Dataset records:
* * * * * * * * *
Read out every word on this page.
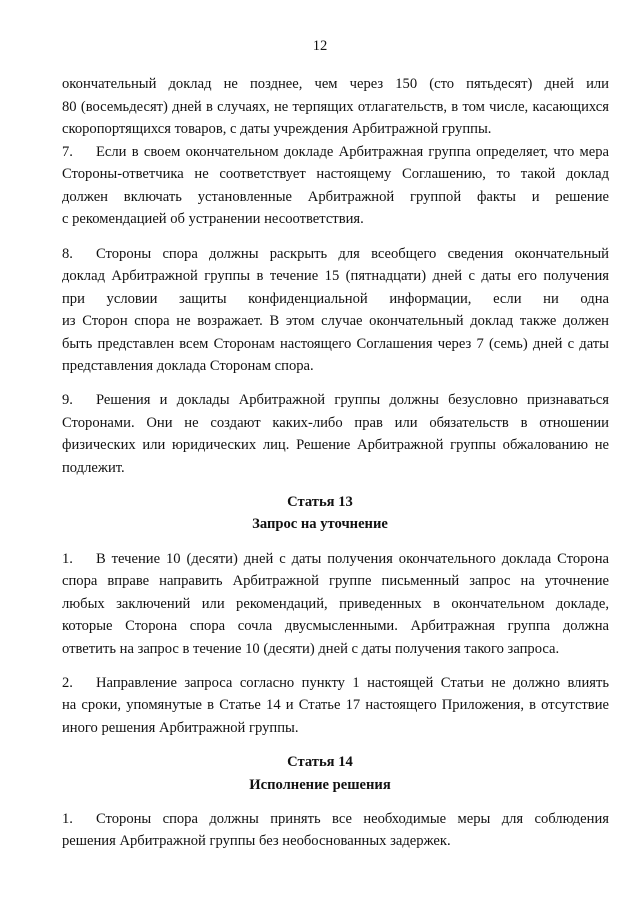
12
окончательный доклад не позднее, чем через 150 (сто пятьдесят) дней или
80 (восемьдесят) дней в случаях, не терпящих отлагательств, в том числе, касающихся
скоропортящихся товаров, с даты учреждения Арбитражной группы.
7. Если в своем окончательном докладе Арбитражная группа определяет, что мера
Стороны-ответчика не соответствует настоящему Соглашению, то такой доклад
должен включать установленные Арбитражной группой факты и решение
с рекомендацией об устранении несоответствия.
8. Стороны спора должны раскрыть для всеобщего сведения окончательный
доклад Арбитражной группы в течение 15 (пятнадцати) дней с даты его получения
при условии защиты конфиденциальной информации, если ни одна
из Сторон спора не возражает. В этом случае окончательный доклад также должен
быть представлен всем Сторонам настоящего Соглашения через 7 (семь) дней с даты
представления доклада Сторонам спора.
9. Решения и доклады Арбитражной группы должны безусловно признаваться
Сторонами. Они не создают каких-либо прав или обязательств в отношении
физических или юридических лиц. Решение Арбитражной группы обжалованию не
подлежит.
Статья 13
Запрос на уточнение
1. В течение 10 (десяти) дней с даты получения окончательного доклада Сторона
спора вправе направить Арбитражной группе письменный запрос на уточнение
любых заключений или рекомендаций, приведенных в окончательном докладе,
которые Сторона спора сочла двусмысленными. Арбитражная группа должна
ответить на запрос в течение 10 (десяти) дней с даты получения такого запроса.
2. Направление запроса согласно пункту 1 настоящей Статьи не должно влиять
на сроки, упомянутые в Статье 14 и Статье 17 настоящего Приложения, в отсутствие
иного решения Арбитражной группы.
Статья 14
Исполнение решения
1. Стороны спора должны принять все необходимые меры для соблюдения
решения Арбитражной группы без необоснованных задержек.
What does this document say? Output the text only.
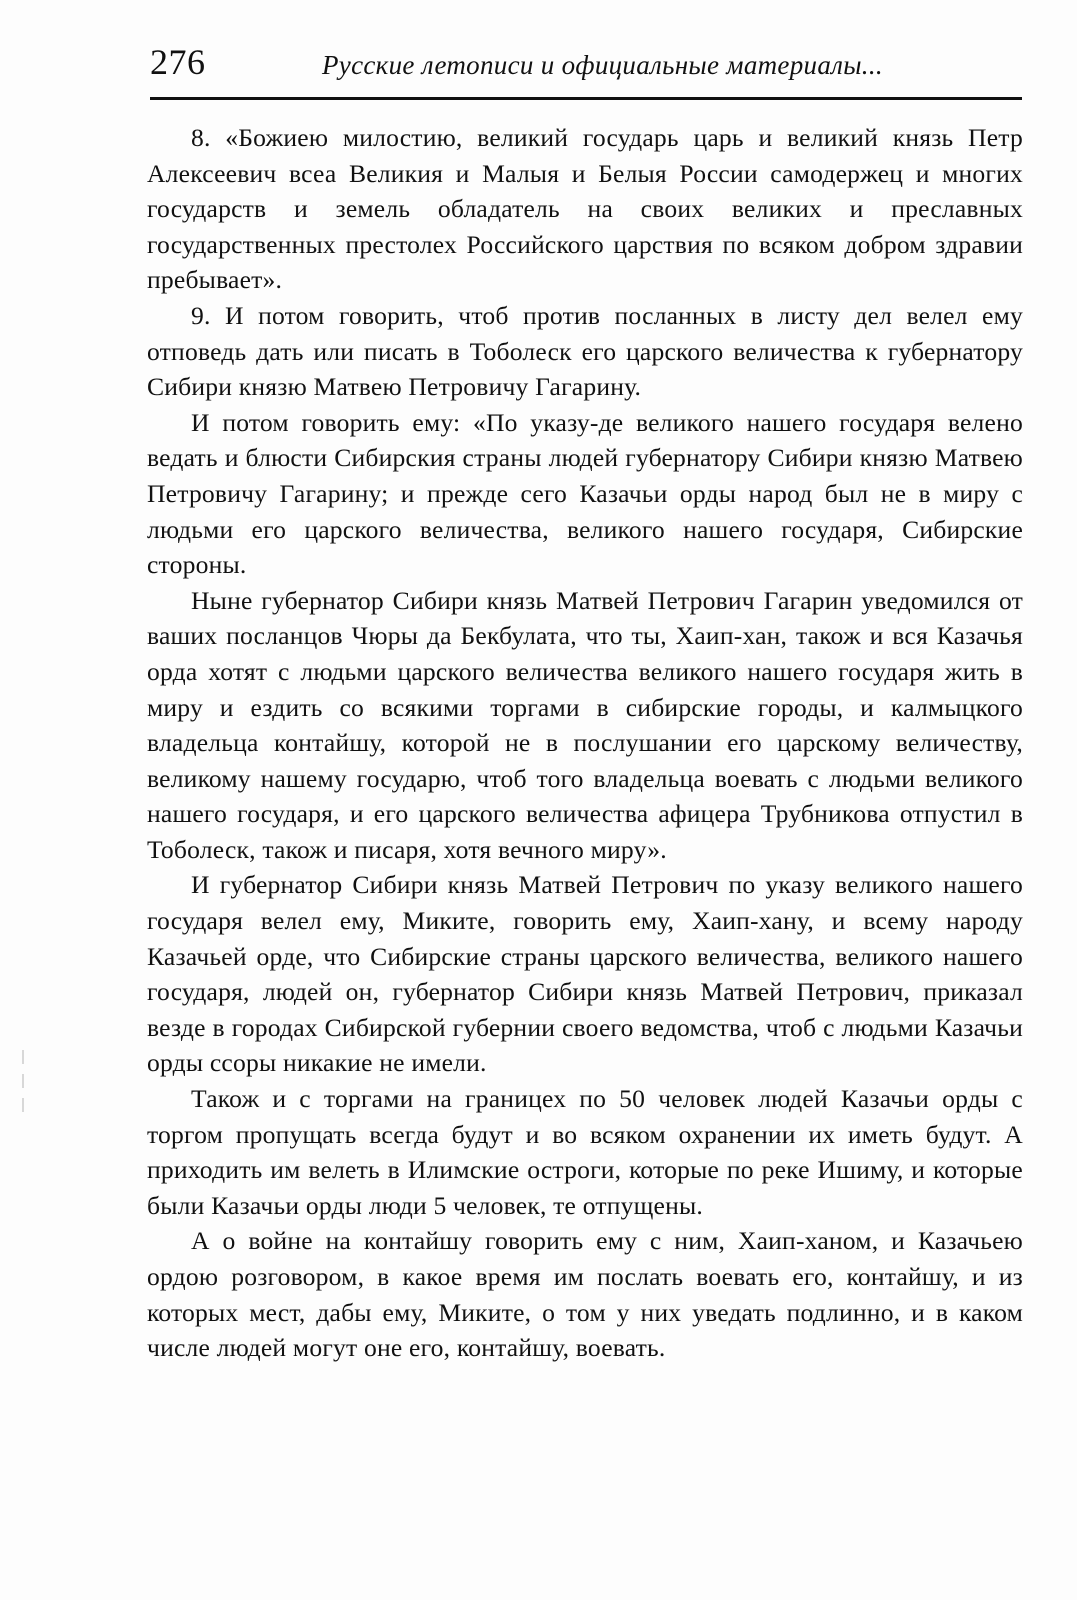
276	Русские летописи и официальные материалы...

8. «Божиею милостию, великий государь царь и великий князь Петр Алексеевич всеа Великия и Малыя и Белыя России самодержец и многих государств и земель обладатель на своих великих и преславных государственных престолех Российского царствия по всяком добром здравии пребывает».

9. И потом говорить, чтоб против посланных в листу дел велел ему отповедь дать или писать в Тоболеск его царского величества к губернатору Сибири князю Матвею Петровичу Гагарину.

И потом говорить ему: «По указу-де великого нашего государя велено ведать и блюсти Сибирския страны людей губернатору Сибири князю Матвею Петровичу Гагарину; и прежде сего Казачьи орды народ был не в миру с людьми его царского величества, великого нашего государя, Сибирские стороны.

Ныне губернатор Сибири князь Матвей Петрович Гагарин уведомился от ваших посланцов Чюры да Бекбулата, что ты, Хаип-хан, також и вся Казачья орда хотят с людьми царского величества великого нашего государя жить в миру и ездить со всякими торгами в сибирские городы, и калмыцкого владельца контайшу, которой не в послушании его царскому величеству, великому нашему государю, чтоб того владельца воевать с людьми великого нашего государя, и его царского величества афицера Трубникова отпустил в Тоболеск, також и писаря, хотя вечного миру».

И губернатор Сибири князь Матвей Петрович по указу великого нашего государя велел ему, Миките, говорить ему, Хаип-хану, и всему народу Казачьей орде, что Сибирские страны царского величества, великого нашего государя, людей он, губернатор Сибири князь Матвей Петрович, приказал везде в городах Сибирской губернии своего ведомства, чтоб с людьми Казачьи орды ссоры никакие не имели.

Також и с торгами на границех по 50 человек людей Казачьи орды с торгом пропущать всегда будут и во всяком охранении их иметь будут. А приходить им велеть в Илимские остроги, которые по реке Ишиму, и которые были Казачьи орды люди 5 человек, те отпущены.

А о войне на контайшу говорить ему с ним, Хаип-ханом, и Казачьею ордою розговором, в какое время им послать воевать его, контайшу, и из которых мест, дабы ему, Миките, о том у них уведать подлинно, и в каком числе людей могут оне его, контайшу, воевать.
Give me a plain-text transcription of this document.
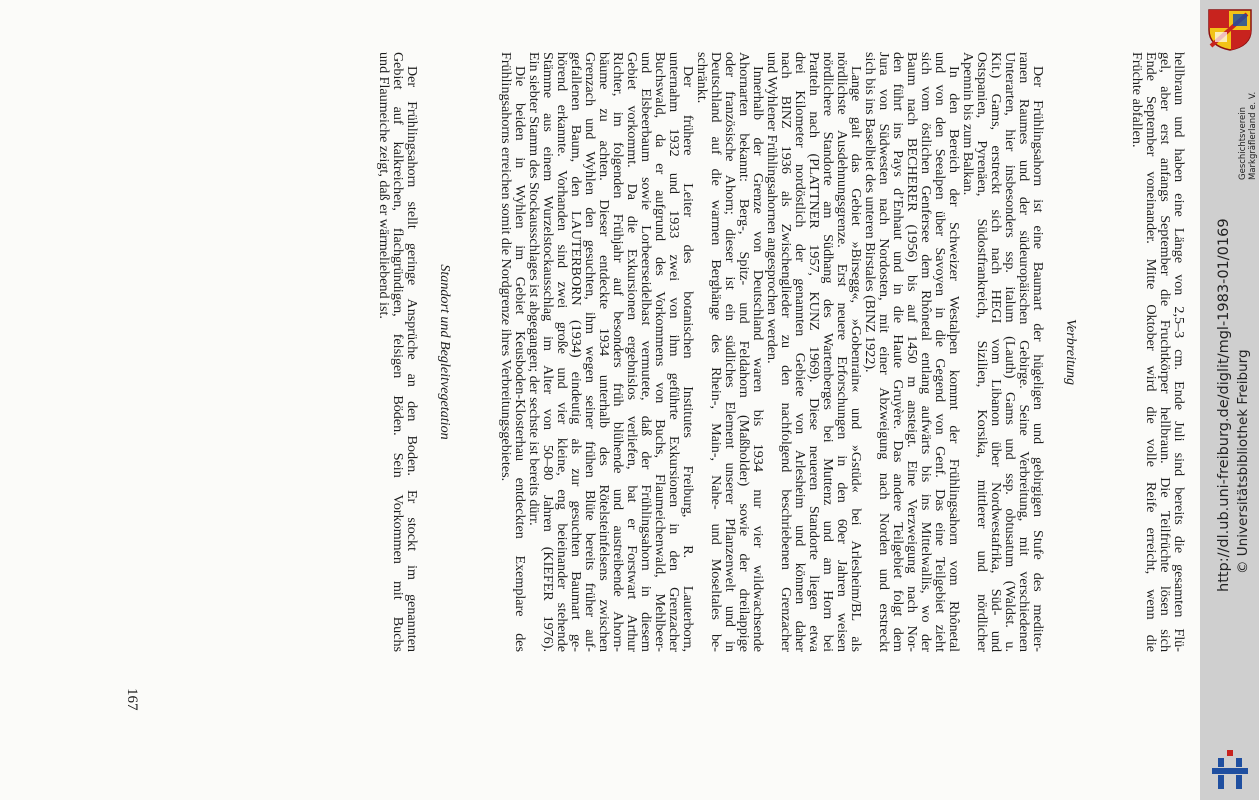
hellbraun und haben eine Länge von 2,5–3 cm. Ende Juli sind bereits die gesamten Flü-
gel, aber erst anfangs September die Fruchtkörper hellbraun. Die Teilfrüchte lösen sich
Ende September voneinander. Mitte Oktober wird die volle Reife erreicht, wenn die
Früchte abfallen.
Verbreitung
Der Frühlingsahorn ist eine Baumart der hügeligen und gebirgigen Stufe des mediter-
ranen Raumes und der südeuropäischen Gebirge. Seine Verbreitung, mit verschiedenen
Unterarten, hier insbesonders ssp. italum (Lauth) Gams und ssp. obtusatum (Waldst. u.
Kit.) Gams, erstreckt sich nach HEGI vom Libanon über Nordwestafrika, Süd- und
Ostspanien, Pyrenäen, Südostfrankreich, Sizilien, Korsika, mittlerer und nördlicher
Apennin bis zum Balkan.
In den Bereich der Schweizer Westalpen kommt der Frühlingsahorn vom Rhônetal
und von den Seealpen über Savoyen in die Gegend von Genf. Das eine Teilgebiet zieht
sich vom östlichen Genfersee dem Rhônetal entlang aufwärts bis ins Mittelwallis, wo der
Baum nach BECHERER (1956) bis auf 1450 m ansteigt. Eine Verzweigung nach Nor-
den führt ins Pays d’Enhaut und in die Haute Gruyère. Das andere Teilgebiet folgt dem
Jura von Südwesten nach Nordosten, mit einer Abzweigung nach Norden und erstreckt
sich bis ins Baselbiet des unteren Birstales (BINZ 1922).
Lange galt das Gebiet »Birsegg«, »Gobenrain« und »Gstüd« bei Arlesheim/BL als
nördlichste Ausdehnungsgrenze. Erst neuere Erforschungen in den 60er Jahren weisen
nördlichere Standorte am Südhang des Wartenberges bei Muttenz und am Horn bei
Pratteln nach (PLATTNER 1957, KUNZ 1969). Diese neueren Standorte liegen etwa
drei Kilometer nordöstlich der genannten Gebiete von Arlesheim und können daher
nach BINZ 1936 als Zwischenglieder zu den nachfolgend beschriebenen Grenzacher
und Wyhlener Frühlingsahornen angesprochen werden.
Innerhalb der Grenze von Deutschland waren bis 1934 nur vier wildwachsende
Ahornarten bekannt: Berg-, Spitz- und Feldahorn (Maßholder) sowie der dreilappige
oder französische Ahorn; dieser ist ein südliches Element unserer Pflanzenwelt und in
Deutschland auf die warmen Berghänge des Rhein-, Main-, Nahe- und Moseltales be-
schränkt.
Der frühere Leiter des botanischen Institutes Freiburg, R. Lauterborn,
unternahm 1932 und 1933 zwei von ihm geführte Exkursionen in den Grenzacher
Buchswald, da er aufgrund des Vorkommens von Buchs, Flaumeichenwald, Mehlbeer-
und Elsbeerbaum sowie Lorbeerseidelbast vermutete, daß der Frühlingsahorn in diesem
Gebiet vorkommt. Da die Exkursionen ergebnislos verliefen, bat er Forstwart Arthur
Richter, im folgenden Frühjahr auf besonders früh blühende und austreibende Ahorn-
bäume zu achten. Dieser entdeckte 1934 unterhalb des Rötelsteinfelsens zwischen
Grenzach und Wyhlen den gesuchten, ihm wegen seiner frühen Blüte bereits früher auf-
gefallenen Baum, den LAUTERBORN (1934) eindeutig als zur gesuchten Baumart ge-
hörend erkannte. Vorhanden sind zwei große und vier kleine, eng beieinander stehende
Stämme aus einem Wurzelstockausschlag im Alter von 50–80 Jahren (KIEFER 1976).
Ein siebter Stamm des Stockausschlages ist abgegangen; der sechste ist bereits dürr.
Die beiden in Wyhlen im Gebiet Keusboden-Klosterhau entdeckten Exemplare des
Frühlingsahorns erreichen somit die Nordgrenze ihres Verbreitungsgebietes.
Standort und Begleitvegetation
Der Frühlingsahorn stellt geringe Ansprüche an den Boden. Er stockt im genannten
Gebiet auf kalkreichen, flachgründigen, felsigen Böden. Sein Vorkommen mit Buchs
und Flaumeiche zeigt, daß er wärmeliebend ist.
167
http://dl.ub.uni-freiburg.de/diglit/mgl-1983-01/0169 © Universitätsbibliothek Freiburg
Geschichtsverein Markgräflerland e. V.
* * * * * * * * *
STATED EXERCISE: Copy each line of the data above that holds "течение".

SOLUTION BELOW:
доклад Арбитражной группы в течение 15 (пятнадцати) дней с даты его получения
1. В течение 10 (десяти) дней с даты получения окончательного доклада Сторона
ответить на запрос в течение 10 (десяти) дней с даты получения такого запроса.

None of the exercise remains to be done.